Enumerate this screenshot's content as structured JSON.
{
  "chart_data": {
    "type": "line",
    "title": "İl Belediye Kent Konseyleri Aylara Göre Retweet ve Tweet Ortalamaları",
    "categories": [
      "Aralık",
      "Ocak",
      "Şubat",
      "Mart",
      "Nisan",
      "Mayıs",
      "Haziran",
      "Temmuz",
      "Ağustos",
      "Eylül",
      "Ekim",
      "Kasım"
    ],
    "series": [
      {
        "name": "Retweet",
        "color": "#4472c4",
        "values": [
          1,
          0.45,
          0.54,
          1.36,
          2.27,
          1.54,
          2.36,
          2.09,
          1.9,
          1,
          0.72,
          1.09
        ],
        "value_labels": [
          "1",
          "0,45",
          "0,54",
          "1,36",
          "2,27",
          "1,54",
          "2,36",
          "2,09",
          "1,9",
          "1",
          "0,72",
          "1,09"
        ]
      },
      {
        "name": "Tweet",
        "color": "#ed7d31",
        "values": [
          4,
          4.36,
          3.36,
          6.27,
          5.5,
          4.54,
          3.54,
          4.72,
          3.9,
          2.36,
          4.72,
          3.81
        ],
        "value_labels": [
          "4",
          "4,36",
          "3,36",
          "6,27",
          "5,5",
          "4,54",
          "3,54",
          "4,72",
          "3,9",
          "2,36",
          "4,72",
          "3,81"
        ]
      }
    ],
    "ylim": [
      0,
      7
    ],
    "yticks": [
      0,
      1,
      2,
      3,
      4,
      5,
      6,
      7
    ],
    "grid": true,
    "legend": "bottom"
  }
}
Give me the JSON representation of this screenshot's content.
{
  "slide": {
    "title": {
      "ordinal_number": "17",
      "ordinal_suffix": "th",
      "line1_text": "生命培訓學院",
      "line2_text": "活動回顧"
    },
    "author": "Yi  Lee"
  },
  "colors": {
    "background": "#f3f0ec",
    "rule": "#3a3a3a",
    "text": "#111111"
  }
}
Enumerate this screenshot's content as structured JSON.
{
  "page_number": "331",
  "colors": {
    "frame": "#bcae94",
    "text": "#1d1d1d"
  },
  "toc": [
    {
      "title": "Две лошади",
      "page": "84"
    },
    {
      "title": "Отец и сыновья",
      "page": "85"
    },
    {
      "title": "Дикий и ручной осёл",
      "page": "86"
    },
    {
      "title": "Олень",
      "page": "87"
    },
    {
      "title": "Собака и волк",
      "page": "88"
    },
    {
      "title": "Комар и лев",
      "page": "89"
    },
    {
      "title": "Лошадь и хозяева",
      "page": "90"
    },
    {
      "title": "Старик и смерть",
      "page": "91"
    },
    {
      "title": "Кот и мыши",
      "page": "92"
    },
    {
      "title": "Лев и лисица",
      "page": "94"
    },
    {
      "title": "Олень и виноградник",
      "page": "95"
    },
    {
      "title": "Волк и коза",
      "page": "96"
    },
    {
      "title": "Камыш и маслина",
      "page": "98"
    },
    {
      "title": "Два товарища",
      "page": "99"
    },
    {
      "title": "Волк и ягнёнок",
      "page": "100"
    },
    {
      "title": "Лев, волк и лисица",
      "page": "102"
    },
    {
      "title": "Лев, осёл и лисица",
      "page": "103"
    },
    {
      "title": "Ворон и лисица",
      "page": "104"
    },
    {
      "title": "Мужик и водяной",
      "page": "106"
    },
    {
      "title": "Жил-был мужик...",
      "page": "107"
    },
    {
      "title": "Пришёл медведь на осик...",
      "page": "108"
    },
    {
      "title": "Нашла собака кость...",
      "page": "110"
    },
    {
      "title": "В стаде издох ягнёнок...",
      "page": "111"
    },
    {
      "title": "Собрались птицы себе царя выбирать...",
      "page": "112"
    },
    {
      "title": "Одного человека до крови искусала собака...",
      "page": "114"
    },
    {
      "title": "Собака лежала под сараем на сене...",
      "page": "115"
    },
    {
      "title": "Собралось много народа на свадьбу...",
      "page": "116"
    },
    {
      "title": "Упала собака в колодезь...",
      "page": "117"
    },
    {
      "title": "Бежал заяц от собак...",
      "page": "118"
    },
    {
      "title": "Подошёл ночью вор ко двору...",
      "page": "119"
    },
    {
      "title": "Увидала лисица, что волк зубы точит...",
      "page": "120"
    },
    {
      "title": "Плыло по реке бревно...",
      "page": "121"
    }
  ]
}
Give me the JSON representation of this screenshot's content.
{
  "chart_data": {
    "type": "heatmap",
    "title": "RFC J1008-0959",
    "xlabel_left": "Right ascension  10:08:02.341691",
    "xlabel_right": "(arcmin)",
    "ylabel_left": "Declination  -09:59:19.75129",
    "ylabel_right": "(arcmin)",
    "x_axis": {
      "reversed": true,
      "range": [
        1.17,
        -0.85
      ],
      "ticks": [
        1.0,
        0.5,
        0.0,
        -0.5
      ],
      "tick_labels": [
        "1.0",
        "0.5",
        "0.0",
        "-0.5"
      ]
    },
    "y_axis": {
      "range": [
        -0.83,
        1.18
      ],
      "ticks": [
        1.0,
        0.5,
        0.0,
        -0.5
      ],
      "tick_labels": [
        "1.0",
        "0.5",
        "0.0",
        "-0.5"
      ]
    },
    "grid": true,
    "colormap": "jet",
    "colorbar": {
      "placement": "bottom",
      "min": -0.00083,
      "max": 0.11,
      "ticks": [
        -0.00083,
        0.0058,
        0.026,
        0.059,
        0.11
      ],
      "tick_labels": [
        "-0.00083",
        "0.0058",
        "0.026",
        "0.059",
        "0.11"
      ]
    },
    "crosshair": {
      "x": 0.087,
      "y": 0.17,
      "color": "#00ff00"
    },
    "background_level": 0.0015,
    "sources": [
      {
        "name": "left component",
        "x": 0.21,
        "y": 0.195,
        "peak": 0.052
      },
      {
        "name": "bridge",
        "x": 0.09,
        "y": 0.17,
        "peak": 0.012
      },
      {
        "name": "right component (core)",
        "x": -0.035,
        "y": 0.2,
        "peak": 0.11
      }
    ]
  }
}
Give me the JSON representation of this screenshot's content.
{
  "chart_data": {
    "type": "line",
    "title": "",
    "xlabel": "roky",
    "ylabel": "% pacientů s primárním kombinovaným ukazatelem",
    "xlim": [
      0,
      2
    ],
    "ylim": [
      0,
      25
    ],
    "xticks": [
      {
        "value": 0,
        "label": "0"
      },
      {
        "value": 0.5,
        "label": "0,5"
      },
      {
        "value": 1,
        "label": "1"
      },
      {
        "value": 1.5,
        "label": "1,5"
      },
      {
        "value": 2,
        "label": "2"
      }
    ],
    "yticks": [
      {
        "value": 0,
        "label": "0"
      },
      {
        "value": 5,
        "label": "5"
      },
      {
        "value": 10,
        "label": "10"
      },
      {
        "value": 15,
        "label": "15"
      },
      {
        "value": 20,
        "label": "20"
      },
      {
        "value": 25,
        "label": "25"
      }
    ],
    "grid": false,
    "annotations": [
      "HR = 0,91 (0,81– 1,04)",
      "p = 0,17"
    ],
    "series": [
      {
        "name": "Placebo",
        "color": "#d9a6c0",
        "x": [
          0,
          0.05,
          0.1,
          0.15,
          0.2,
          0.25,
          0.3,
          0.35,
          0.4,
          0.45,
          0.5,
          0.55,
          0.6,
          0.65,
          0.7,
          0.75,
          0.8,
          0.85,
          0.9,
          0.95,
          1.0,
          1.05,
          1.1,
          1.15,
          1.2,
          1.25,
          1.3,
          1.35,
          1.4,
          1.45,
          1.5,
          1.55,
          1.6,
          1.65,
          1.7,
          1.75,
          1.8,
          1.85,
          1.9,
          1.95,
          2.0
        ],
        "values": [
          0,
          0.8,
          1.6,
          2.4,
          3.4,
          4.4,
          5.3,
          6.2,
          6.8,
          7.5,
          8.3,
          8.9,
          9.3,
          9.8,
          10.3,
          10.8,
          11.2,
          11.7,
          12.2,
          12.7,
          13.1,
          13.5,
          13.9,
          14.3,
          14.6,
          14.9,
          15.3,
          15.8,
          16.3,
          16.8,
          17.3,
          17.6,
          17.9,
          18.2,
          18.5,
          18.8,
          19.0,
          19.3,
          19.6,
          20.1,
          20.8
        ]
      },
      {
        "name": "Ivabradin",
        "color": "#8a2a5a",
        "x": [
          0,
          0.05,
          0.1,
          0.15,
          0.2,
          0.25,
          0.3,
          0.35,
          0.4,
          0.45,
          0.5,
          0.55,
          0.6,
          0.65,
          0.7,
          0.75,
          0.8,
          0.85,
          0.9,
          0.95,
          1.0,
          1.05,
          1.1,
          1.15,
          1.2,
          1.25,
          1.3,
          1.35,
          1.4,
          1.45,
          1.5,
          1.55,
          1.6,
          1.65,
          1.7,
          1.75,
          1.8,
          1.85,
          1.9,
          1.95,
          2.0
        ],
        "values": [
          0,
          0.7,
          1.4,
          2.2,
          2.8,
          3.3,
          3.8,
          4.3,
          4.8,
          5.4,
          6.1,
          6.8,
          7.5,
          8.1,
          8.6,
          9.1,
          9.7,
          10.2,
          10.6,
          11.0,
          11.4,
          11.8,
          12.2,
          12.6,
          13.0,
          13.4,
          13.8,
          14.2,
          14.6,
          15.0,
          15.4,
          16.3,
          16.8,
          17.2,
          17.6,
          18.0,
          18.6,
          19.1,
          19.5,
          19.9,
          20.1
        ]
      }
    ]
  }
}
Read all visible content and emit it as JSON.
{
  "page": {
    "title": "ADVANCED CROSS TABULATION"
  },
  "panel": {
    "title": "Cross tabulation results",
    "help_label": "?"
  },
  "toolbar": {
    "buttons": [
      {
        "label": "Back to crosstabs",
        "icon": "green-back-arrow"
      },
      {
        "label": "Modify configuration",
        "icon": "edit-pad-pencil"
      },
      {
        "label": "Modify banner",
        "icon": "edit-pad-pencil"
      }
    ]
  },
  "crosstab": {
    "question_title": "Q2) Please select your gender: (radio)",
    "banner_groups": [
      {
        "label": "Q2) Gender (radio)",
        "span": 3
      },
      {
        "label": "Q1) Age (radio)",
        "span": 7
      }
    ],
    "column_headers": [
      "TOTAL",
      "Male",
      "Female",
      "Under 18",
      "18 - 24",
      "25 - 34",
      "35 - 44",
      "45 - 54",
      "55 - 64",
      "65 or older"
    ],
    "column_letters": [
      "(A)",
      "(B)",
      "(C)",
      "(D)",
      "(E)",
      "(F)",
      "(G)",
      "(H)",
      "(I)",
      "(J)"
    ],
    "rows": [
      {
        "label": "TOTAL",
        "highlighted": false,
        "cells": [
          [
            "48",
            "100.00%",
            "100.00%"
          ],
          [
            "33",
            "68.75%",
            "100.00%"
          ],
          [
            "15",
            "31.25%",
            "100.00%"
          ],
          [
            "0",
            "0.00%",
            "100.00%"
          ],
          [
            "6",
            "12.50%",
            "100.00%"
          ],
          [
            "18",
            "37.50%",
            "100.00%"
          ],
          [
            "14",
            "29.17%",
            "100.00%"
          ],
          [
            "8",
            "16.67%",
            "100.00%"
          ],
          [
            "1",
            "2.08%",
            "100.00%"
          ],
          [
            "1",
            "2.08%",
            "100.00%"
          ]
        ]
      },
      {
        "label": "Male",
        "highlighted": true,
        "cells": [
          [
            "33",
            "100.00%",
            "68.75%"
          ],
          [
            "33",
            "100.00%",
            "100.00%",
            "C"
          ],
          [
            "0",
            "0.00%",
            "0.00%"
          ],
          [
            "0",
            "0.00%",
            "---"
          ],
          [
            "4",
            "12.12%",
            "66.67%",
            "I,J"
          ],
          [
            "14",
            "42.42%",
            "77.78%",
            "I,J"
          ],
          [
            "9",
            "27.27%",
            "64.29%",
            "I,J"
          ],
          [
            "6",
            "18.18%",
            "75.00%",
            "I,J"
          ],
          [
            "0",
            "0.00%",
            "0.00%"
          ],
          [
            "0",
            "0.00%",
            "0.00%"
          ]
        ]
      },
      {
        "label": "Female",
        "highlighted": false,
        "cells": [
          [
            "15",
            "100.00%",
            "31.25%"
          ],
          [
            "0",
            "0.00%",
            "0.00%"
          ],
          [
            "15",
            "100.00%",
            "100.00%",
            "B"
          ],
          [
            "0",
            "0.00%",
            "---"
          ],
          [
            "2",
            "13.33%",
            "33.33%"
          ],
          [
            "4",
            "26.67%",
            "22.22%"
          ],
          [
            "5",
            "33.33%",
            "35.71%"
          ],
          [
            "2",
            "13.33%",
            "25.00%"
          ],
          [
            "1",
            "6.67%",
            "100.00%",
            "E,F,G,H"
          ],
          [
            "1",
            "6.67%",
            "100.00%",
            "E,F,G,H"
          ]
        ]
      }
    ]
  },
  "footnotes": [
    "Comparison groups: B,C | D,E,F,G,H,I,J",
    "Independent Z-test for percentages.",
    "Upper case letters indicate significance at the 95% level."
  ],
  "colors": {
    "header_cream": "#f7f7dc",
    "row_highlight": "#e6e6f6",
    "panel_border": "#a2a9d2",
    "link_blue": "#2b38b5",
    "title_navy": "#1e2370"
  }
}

Directions: Pick out the lines that have the word "component". Copy them all.

Finished exercise:
        "name": "left component",
        "name": "right component (core)",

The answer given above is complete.